-- Begin --
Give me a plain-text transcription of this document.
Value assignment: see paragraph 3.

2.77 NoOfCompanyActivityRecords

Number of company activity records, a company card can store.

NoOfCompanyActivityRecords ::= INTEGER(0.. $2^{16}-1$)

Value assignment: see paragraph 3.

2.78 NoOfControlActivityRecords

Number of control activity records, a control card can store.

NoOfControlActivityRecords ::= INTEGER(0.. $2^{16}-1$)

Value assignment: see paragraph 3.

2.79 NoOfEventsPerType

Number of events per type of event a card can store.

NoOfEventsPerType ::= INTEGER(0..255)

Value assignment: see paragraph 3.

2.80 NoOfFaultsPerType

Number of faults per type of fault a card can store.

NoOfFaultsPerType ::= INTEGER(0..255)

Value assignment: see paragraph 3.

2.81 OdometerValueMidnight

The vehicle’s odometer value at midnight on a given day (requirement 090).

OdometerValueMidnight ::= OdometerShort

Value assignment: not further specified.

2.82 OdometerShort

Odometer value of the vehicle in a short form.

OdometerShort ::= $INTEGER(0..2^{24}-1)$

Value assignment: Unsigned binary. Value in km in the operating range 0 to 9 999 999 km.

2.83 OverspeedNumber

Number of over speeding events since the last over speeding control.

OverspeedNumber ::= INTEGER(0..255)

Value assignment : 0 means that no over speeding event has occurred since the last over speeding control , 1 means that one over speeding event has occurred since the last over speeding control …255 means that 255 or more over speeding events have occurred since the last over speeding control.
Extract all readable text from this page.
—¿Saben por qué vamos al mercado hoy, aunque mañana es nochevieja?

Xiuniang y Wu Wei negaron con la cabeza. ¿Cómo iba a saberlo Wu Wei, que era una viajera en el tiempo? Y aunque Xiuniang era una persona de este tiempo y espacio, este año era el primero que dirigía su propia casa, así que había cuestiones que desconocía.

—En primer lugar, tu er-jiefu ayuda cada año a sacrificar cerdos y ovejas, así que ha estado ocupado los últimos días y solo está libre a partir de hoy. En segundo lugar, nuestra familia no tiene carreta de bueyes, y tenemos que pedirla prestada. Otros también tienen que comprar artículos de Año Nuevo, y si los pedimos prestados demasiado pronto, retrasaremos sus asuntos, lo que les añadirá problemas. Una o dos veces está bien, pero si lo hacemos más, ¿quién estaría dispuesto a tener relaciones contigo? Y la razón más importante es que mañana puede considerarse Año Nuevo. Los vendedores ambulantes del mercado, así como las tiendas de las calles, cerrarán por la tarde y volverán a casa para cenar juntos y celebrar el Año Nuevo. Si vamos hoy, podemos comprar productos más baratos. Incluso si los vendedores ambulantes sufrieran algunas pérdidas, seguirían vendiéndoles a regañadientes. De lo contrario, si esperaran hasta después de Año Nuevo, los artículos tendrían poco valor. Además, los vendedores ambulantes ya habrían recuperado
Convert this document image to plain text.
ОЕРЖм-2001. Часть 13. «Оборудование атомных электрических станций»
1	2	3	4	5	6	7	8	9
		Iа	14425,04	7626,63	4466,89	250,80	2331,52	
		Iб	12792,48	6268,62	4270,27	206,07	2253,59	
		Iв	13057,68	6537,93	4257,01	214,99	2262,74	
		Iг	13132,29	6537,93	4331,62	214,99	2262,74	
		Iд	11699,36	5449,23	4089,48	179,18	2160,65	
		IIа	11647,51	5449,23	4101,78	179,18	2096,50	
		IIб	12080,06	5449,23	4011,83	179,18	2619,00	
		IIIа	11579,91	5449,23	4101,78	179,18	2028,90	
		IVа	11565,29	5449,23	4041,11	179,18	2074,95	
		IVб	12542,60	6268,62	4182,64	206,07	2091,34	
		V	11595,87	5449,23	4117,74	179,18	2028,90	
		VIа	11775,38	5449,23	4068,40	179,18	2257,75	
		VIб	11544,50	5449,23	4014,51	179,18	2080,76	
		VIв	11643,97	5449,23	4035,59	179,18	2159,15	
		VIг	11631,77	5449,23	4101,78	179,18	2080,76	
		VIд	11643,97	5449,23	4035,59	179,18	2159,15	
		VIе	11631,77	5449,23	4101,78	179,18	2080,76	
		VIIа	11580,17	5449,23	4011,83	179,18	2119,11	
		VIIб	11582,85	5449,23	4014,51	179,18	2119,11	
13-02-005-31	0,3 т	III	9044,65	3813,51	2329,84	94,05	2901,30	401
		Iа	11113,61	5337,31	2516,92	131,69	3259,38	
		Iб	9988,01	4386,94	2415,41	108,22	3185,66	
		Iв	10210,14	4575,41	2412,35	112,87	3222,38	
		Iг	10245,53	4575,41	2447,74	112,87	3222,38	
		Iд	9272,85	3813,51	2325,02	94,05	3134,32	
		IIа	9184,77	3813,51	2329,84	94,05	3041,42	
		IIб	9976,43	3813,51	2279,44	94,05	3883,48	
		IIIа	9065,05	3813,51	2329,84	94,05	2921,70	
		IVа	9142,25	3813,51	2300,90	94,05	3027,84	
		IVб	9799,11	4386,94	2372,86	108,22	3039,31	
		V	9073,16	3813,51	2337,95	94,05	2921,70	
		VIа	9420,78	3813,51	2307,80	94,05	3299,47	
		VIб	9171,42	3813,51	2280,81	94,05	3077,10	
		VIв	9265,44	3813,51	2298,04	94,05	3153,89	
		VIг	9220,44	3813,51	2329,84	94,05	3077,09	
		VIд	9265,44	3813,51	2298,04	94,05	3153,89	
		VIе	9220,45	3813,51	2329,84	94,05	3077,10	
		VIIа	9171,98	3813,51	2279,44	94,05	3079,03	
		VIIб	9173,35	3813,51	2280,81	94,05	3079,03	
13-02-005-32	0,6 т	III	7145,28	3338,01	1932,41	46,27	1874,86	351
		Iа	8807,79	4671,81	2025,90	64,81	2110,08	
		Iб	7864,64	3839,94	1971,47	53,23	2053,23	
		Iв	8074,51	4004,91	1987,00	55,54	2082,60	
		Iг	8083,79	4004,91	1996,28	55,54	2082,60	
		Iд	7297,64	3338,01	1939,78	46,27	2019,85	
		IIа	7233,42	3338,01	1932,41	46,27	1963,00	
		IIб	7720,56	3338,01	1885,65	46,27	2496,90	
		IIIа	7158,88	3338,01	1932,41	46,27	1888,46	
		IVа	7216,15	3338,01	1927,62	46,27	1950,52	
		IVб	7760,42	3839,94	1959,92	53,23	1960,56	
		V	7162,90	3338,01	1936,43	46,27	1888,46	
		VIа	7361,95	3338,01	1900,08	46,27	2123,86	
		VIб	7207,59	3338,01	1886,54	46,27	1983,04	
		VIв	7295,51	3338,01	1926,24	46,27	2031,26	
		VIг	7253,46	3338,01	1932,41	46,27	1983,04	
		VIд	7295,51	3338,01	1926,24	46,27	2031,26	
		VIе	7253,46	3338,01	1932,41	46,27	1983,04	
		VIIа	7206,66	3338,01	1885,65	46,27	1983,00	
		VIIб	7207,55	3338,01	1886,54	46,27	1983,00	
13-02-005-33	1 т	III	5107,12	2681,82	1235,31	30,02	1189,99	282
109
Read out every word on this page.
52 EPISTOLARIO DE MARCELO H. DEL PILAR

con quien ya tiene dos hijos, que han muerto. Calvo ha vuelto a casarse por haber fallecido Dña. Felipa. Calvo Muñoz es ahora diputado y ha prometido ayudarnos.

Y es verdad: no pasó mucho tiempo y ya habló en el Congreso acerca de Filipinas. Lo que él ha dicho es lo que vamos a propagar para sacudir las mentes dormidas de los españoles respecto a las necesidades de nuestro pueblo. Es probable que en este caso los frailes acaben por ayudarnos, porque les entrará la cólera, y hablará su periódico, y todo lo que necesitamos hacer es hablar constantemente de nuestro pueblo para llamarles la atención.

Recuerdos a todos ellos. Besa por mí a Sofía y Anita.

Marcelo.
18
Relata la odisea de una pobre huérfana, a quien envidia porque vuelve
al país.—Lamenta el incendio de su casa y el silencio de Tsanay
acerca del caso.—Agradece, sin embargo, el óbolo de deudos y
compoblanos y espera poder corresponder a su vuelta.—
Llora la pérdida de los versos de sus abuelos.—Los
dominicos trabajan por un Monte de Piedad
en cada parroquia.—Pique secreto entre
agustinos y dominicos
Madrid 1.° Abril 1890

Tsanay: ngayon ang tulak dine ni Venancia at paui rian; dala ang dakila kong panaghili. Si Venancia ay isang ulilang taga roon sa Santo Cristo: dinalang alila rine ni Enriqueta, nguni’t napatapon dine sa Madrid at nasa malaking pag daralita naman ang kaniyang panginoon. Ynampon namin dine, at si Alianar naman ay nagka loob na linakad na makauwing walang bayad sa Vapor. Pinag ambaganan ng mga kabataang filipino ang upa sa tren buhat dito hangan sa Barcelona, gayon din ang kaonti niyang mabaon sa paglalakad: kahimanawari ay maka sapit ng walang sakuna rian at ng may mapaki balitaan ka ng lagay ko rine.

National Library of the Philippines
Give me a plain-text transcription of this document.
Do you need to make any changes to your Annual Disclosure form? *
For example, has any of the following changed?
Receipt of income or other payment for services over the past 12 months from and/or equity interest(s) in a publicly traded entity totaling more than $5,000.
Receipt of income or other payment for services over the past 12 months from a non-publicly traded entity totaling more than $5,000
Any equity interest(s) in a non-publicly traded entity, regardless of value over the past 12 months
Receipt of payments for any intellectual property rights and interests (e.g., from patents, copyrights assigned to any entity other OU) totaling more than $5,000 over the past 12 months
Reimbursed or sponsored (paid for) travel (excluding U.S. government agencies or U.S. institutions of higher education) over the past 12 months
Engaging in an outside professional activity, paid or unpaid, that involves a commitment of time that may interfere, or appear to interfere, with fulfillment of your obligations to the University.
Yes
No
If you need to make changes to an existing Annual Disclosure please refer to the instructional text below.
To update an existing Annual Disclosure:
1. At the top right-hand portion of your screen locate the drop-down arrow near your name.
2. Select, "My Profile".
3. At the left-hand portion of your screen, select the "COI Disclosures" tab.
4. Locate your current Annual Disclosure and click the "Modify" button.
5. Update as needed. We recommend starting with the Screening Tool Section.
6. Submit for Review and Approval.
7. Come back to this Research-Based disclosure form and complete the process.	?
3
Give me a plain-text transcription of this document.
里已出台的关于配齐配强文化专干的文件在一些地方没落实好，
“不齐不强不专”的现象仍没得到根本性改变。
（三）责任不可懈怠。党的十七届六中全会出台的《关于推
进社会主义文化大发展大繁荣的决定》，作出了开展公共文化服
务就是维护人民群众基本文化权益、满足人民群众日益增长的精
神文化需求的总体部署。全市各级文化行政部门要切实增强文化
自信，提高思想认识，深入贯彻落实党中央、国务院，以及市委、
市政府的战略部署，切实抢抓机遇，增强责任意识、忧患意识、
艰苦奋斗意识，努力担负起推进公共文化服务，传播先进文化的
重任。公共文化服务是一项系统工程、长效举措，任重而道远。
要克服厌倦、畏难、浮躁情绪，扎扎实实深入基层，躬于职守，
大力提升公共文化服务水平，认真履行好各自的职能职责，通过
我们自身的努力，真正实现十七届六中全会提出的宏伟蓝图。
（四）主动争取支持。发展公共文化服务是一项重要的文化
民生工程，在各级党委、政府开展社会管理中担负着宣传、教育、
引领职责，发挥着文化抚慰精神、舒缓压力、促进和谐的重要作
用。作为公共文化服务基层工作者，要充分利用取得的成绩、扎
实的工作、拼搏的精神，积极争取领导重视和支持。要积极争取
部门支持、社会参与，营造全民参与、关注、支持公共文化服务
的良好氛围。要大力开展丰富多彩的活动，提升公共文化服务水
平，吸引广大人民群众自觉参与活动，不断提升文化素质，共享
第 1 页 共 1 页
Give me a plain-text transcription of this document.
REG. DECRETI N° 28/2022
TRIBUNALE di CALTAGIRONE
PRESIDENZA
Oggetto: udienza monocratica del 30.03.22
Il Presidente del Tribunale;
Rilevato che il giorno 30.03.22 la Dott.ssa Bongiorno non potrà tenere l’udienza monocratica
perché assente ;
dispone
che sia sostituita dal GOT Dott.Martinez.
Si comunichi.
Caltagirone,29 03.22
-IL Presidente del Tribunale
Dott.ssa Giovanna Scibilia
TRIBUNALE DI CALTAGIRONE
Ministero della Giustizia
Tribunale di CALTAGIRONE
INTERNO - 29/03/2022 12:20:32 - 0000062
-- End --
> _Instruction_
Return each line among the entries that holds the word "services".

> _Task solution_
Receipt of income or other payment for services over the past 12 months from and/or equity interest(s) in a publicly traded entity totaling more than $5,000.
Receipt of income or other payment for services over the past 12 months from a non-publicly traded entity totaling more than $5,000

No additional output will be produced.